● Exercise input:
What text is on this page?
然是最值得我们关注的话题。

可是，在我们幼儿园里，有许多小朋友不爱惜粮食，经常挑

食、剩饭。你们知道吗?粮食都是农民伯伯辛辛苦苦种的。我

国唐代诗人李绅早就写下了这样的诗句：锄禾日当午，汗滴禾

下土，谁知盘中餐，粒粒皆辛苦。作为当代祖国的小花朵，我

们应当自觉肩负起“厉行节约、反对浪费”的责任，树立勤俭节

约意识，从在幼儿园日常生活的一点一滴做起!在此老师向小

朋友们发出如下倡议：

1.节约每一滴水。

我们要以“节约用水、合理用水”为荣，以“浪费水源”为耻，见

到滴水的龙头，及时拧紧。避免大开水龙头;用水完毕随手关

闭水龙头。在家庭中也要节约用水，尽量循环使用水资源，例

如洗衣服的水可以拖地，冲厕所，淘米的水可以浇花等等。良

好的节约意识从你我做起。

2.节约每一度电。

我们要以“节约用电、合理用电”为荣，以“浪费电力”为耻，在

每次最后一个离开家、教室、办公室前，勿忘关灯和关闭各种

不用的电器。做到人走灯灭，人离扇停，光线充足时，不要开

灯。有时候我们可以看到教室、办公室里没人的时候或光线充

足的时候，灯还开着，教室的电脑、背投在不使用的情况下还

● What to work on: Using the listing above, please repeat every entry exactly.

● Written solution:
What text is on this page?
然是最值得我们关注的话题。

可是，在我们幼儿园里，有许多小朋友不爱惜粮食，经常挑

食、剩饭。你们知道吗?粮食都是农民伯伯辛辛苦苦种的。我

国唐代诗人李绅早就写下了这样的诗句：锄禾日当午，汗滴禾

下土，谁知盘中餐，粒粒皆辛苦。作为当代祖国的小花朵，我

们应当自觉肩负起“厉行节约、反对浪费”的责任，树立勤俭节

约意识，从在幼儿园日常生活的一点一滴做起!在此老师向小

朋友们发出如下倡议：

1.节约每一滴水。

我们要以“节约用水、合理用水”为荣，以“浪费水源”为耻，见

到滴水的龙头，及时拧紧。避免大开水龙头;用水完毕随手关

闭水龙头。在家庭中也要节约用水，尽量循环使用水资源，例

如洗衣服的水可以拖地，冲厕所，淘米的水可以浇花等等。良

好的节约意识从你我做起。

2.节约每一度电。

我们要以“节约用电、合理用电”为荣，以“浪费电力”为耻，在

每次最后一个离开家、教室、办公室前，勿忘关灯和关闭各种

不用的电器。做到人走灯灭，人离扇停，光线充足时，不要开

灯。有时候我们可以看到教室、办公室里没人的时候或光线充

足的时候，灯还开着，教室的电脑、背投在不使用的情况下还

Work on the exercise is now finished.